- Recorded data -
-=-=-

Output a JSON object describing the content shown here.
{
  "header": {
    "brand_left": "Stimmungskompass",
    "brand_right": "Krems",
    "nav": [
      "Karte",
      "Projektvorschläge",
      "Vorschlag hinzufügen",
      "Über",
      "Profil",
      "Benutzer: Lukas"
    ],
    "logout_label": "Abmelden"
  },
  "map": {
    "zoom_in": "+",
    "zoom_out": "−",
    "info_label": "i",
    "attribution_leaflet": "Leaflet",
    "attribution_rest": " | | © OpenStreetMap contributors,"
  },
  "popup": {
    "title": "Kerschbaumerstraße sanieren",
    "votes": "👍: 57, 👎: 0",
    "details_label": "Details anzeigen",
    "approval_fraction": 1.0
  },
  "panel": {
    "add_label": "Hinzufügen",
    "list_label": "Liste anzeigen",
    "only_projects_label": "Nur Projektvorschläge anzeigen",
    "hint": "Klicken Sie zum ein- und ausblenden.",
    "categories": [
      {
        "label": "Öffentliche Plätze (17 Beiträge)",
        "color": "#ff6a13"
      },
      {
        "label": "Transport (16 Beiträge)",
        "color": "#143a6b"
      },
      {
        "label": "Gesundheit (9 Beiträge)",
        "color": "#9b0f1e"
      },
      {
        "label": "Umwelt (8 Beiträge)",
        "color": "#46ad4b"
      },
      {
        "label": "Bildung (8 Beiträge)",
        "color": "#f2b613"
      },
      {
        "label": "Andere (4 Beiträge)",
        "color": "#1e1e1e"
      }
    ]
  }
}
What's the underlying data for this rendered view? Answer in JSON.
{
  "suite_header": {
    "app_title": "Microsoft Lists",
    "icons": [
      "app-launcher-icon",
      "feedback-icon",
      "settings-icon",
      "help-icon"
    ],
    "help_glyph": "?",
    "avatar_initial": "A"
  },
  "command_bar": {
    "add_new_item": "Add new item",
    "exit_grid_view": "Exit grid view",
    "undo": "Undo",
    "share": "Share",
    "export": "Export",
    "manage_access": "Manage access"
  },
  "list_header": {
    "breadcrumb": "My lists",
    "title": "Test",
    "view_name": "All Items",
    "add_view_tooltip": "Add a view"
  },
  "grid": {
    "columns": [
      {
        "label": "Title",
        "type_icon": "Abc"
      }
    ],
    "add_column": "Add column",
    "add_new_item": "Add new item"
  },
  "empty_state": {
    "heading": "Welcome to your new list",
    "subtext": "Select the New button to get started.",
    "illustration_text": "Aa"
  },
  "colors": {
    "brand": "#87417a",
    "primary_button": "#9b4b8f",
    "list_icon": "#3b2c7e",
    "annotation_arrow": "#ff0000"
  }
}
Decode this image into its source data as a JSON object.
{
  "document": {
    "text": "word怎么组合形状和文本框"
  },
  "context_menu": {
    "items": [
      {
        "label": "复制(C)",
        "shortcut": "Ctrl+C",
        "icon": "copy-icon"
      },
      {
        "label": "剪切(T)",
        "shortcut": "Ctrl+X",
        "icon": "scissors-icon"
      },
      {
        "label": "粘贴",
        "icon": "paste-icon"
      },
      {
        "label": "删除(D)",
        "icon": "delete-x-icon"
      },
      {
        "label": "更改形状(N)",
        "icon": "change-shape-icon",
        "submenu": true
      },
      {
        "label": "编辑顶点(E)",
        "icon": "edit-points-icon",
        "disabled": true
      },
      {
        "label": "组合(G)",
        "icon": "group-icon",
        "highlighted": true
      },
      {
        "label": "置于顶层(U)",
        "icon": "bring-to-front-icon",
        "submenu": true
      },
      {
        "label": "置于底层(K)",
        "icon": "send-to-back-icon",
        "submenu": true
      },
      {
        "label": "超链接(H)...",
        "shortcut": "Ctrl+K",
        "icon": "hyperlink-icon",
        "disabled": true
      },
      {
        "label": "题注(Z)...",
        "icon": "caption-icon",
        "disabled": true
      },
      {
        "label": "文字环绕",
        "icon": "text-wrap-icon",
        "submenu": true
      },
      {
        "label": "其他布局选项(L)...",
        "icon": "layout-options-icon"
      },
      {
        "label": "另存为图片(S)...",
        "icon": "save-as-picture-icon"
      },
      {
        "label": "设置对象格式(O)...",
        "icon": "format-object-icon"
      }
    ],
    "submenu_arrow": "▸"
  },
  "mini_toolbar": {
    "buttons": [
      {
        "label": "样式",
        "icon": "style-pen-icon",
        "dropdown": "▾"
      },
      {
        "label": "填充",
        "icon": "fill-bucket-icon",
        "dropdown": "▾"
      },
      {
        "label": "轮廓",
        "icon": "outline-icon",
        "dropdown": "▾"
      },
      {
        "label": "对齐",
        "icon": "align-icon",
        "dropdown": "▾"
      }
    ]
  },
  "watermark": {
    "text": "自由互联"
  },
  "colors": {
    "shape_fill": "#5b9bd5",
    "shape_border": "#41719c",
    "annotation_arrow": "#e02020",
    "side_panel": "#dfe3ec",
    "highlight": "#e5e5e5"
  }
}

-=-=-

- Task to complete -
What is the number of lines that contain "shortcut"? Reply with that number alone.

- The reply -
3